START RECORD EXTRACTS
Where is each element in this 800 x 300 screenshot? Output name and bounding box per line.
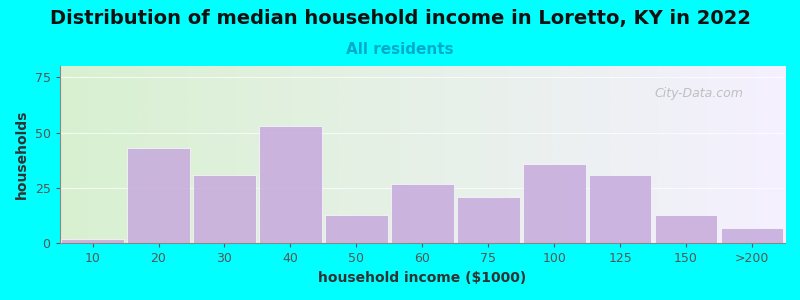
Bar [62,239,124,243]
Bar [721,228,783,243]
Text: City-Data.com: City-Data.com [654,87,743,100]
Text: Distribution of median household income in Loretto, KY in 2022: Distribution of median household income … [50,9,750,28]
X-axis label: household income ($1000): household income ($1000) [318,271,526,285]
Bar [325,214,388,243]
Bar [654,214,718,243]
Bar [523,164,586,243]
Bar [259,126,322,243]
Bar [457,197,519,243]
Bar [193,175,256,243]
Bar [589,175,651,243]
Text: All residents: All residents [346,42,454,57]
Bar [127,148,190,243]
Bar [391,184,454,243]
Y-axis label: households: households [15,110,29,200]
END RECORD EXTRACTS
• **TASK GOAL**:
Rewrite the material above with "bounding box" replaced by "box coordinates", keeping everything else unchanged, and leave out the picture.

• **OUTPUT BELOW**:
Where is each element in this 800 x 300 screenshot? Output name and box coordinates per line.
Bar [62,239,124,243]
Bar [721,228,783,243]
Text: City-Data.com: City-Data.com [654,87,743,100]
Text: Distribution of median household income in Loretto, KY in 2022: Distribution of median household income … [50,9,750,28]
X-axis label: household income ($1000): household income ($1000) [318,271,526,285]
Bar [325,214,388,243]
Bar [654,214,718,243]
Bar [523,164,586,243]
Bar [259,126,322,243]
Bar [457,197,519,243]
Bar [193,175,256,243]
Bar [589,175,651,243]
Text: All residents: All residents [346,42,454,57]
Bar [127,148,190,243]
Bar [391,184,454,243]
Y-axis label: households: households [15,110,29,200]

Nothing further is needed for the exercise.